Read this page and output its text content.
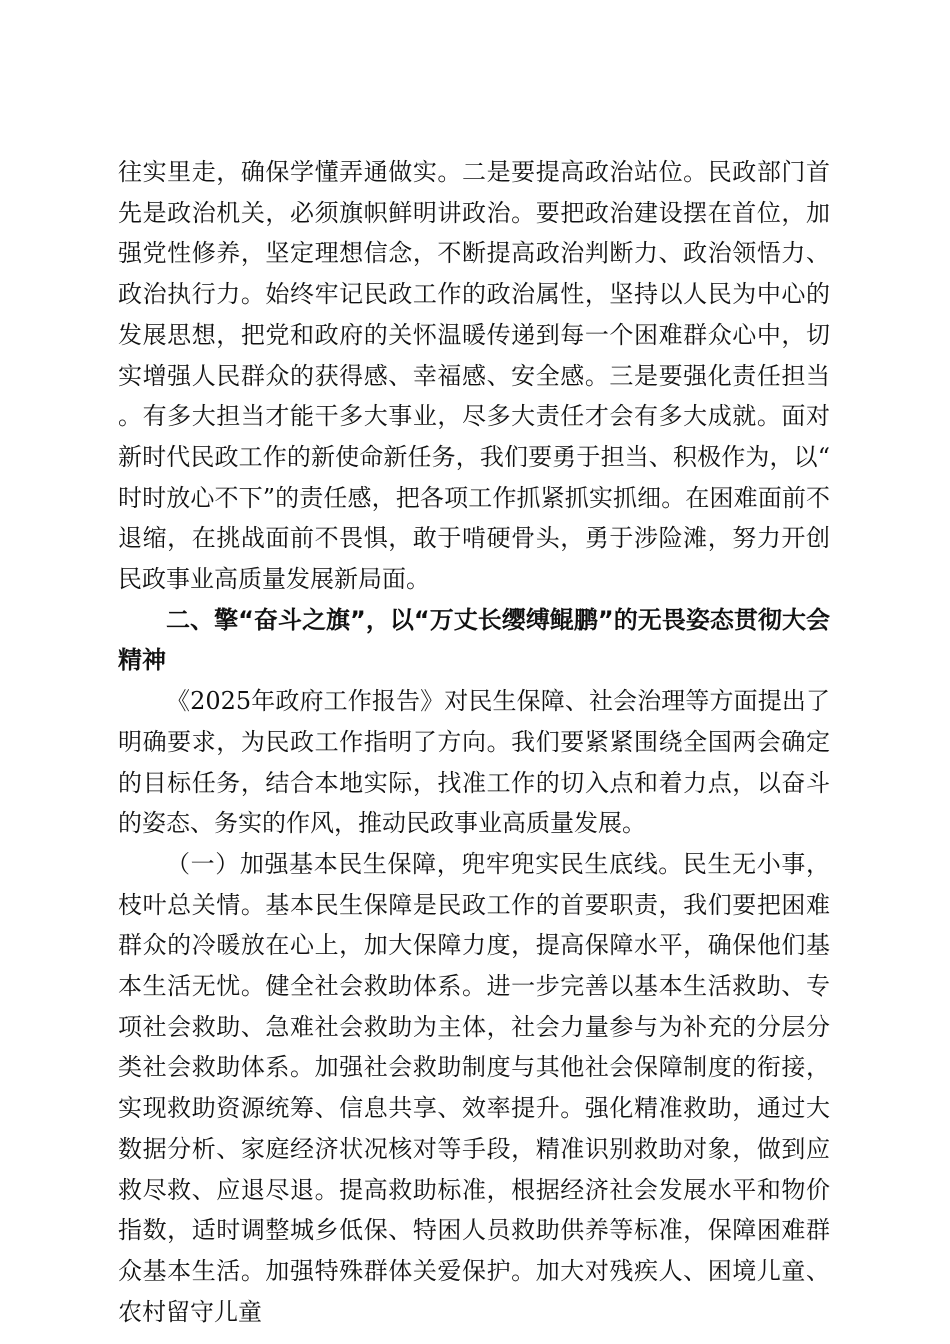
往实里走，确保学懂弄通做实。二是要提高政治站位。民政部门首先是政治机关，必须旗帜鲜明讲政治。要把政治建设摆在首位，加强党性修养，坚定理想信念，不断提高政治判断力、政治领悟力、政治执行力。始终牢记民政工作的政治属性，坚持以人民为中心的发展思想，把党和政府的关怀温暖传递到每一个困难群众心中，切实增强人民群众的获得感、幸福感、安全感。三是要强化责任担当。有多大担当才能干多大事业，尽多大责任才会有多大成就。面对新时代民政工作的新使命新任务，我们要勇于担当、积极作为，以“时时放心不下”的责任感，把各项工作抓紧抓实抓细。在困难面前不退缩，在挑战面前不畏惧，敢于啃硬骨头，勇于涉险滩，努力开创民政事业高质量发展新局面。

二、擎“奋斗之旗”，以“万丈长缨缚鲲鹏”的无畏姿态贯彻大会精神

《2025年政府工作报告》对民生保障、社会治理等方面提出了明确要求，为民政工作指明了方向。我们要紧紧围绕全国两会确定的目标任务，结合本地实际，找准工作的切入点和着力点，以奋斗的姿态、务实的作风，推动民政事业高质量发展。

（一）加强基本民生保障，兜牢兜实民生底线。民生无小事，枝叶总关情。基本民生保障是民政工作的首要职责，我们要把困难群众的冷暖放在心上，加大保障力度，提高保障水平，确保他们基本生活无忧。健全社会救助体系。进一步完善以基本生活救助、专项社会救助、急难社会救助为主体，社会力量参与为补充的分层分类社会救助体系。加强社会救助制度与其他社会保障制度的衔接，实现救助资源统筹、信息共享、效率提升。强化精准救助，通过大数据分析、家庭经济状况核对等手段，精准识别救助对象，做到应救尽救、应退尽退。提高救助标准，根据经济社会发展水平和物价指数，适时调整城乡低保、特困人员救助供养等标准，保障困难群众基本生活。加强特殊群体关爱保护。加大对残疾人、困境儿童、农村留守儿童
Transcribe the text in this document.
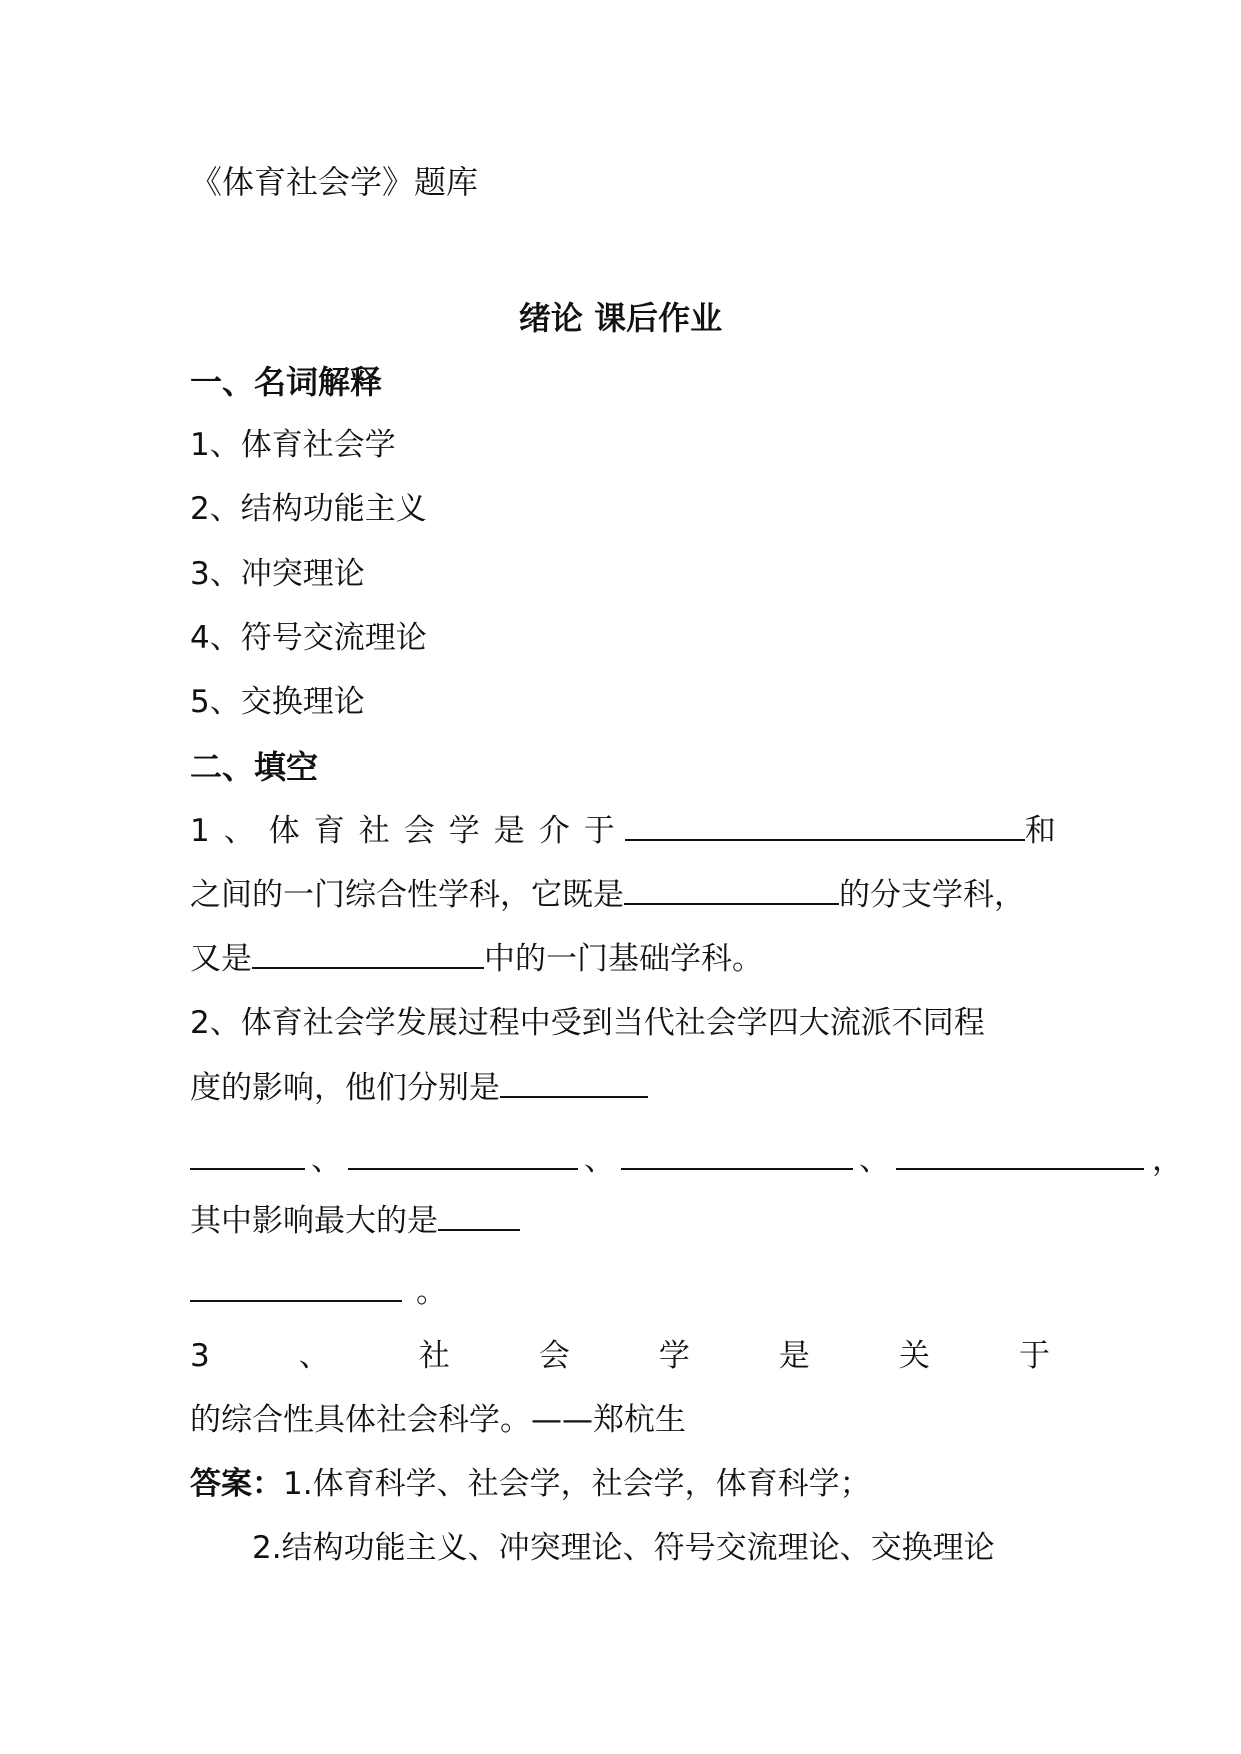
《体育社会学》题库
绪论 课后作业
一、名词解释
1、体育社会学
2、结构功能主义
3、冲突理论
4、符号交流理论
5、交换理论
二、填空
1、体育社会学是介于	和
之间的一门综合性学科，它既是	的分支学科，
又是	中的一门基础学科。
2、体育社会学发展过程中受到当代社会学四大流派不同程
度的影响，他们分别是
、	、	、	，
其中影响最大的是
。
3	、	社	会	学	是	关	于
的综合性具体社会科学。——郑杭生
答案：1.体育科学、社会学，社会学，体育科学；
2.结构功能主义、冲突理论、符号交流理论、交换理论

____________________

» **The problem**:
Copy each line of the listing that contains the string "this".

» **Output of the exercise**:
Read this page and output its text content.
Transcribe the text in this document.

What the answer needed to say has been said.